_Written task_
Count every line that includes the string "nuestro" in the entries that follow. Nothing besides the number is needed.
-- START Given records --
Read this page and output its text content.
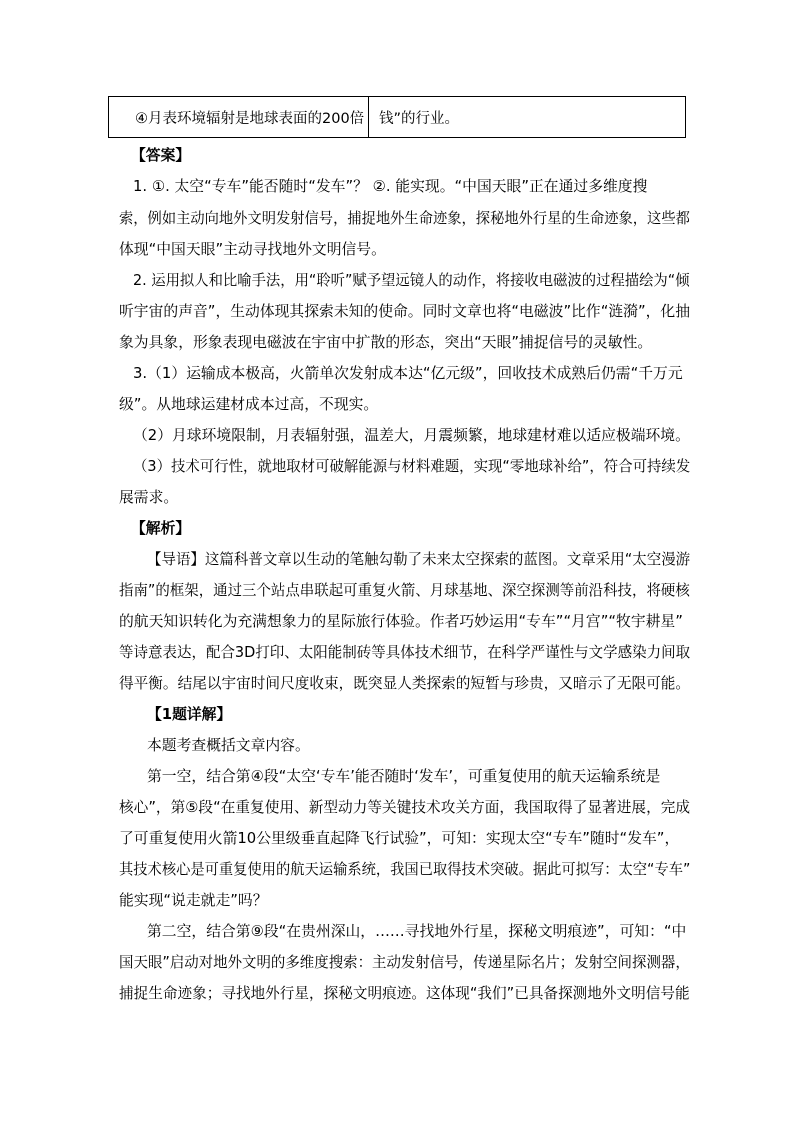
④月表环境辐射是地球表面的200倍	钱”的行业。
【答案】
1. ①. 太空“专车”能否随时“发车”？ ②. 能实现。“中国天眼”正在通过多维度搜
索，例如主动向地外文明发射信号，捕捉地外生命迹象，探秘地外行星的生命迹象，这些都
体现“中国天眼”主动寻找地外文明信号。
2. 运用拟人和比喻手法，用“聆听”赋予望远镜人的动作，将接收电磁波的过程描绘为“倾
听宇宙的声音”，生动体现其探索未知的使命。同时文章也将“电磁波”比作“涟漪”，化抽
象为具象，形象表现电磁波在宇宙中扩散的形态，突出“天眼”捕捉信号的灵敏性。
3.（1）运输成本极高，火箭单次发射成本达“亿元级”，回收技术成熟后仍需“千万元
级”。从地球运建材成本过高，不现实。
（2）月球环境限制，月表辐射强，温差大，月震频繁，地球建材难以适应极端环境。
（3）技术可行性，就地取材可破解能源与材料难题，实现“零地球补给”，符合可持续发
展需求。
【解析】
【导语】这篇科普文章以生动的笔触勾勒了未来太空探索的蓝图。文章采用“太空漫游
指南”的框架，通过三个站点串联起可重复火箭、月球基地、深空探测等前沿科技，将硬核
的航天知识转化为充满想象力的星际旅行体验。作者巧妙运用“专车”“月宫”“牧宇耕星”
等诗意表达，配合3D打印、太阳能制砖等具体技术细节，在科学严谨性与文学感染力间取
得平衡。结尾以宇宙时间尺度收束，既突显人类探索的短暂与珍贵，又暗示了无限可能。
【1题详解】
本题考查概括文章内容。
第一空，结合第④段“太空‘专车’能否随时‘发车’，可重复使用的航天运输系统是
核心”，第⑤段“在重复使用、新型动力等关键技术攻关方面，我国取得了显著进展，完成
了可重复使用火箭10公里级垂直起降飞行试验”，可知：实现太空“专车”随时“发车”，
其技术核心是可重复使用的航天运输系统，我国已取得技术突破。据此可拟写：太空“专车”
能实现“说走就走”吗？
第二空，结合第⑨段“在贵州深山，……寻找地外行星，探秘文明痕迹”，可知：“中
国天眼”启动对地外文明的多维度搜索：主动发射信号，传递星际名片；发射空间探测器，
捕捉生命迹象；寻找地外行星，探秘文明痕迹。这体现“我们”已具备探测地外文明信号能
-- END Given records --
-- START Given records --
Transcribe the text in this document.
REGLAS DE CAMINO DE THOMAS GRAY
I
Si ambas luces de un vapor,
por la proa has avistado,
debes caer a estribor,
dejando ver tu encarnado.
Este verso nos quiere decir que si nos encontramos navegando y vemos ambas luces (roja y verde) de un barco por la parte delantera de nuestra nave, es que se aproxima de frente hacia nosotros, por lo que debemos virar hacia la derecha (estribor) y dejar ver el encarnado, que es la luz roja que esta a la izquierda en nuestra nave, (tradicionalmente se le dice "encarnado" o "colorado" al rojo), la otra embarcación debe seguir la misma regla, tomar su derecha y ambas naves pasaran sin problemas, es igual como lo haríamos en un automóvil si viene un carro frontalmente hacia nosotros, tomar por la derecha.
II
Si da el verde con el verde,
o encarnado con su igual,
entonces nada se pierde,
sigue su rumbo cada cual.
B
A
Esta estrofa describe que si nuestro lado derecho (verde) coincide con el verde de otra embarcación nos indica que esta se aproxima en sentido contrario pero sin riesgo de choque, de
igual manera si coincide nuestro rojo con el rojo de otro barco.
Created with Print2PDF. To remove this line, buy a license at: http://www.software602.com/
-- END Given records --
-- START Given records --
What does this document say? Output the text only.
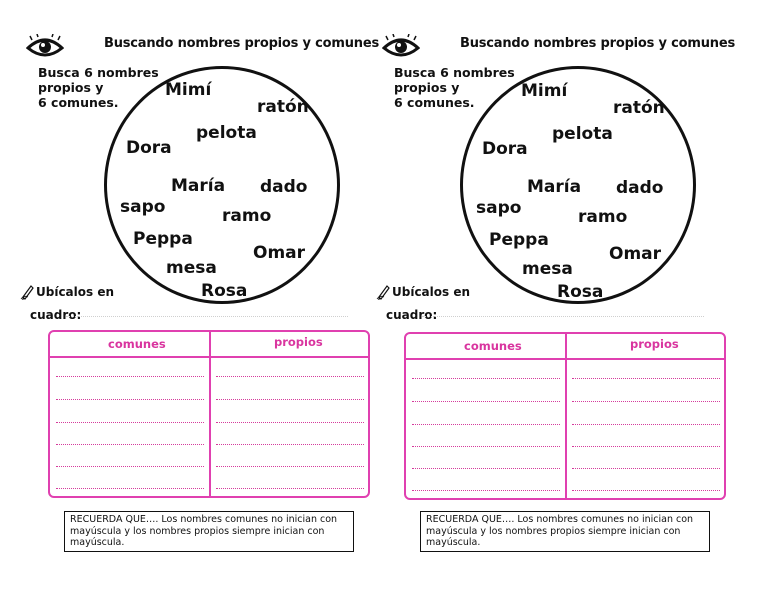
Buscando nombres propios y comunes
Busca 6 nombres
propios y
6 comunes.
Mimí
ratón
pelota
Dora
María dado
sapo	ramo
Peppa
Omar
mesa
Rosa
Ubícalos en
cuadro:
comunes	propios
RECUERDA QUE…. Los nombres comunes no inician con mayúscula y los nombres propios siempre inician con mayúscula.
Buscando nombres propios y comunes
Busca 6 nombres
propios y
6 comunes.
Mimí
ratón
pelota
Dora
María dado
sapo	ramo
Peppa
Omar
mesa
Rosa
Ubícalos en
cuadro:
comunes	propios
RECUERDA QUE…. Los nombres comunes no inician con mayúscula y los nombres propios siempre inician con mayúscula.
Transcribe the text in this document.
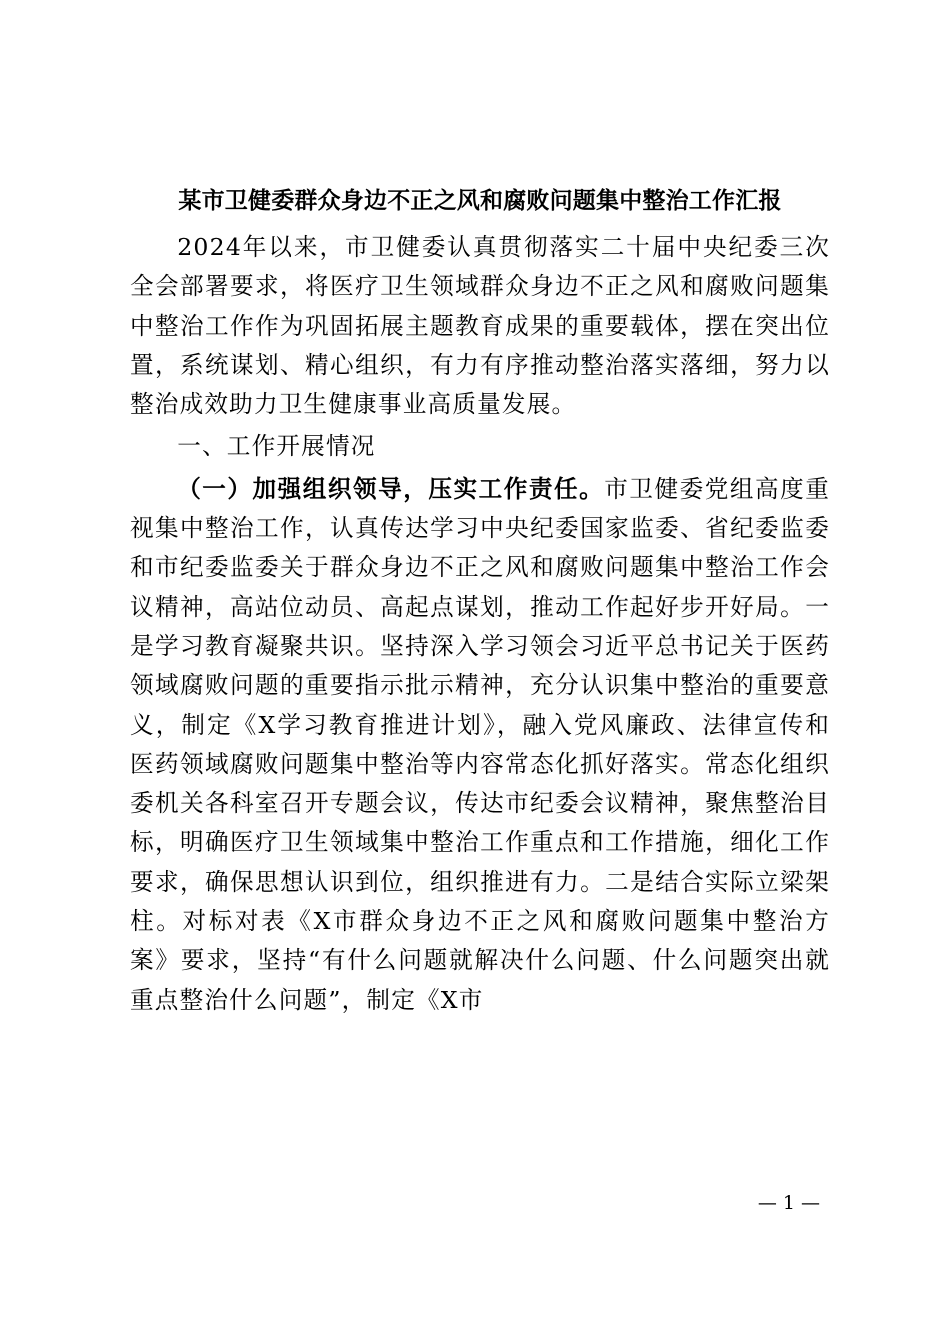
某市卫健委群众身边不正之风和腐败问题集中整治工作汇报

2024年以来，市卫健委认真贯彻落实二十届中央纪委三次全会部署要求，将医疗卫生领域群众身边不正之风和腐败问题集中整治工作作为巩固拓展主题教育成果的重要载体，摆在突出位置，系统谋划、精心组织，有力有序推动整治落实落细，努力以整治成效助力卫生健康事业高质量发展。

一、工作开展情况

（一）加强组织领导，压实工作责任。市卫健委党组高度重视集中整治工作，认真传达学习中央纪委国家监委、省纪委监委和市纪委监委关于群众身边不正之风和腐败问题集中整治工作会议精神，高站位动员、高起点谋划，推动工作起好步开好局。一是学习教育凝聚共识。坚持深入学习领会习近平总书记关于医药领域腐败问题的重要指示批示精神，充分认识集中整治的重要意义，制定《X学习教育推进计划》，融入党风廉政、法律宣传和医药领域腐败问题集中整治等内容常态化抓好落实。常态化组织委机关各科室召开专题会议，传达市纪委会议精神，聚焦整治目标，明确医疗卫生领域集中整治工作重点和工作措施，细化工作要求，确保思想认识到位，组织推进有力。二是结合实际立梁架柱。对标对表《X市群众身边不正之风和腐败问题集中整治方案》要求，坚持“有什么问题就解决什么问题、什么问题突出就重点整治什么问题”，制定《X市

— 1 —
-- END Given records --
_Solution to the exercise_
2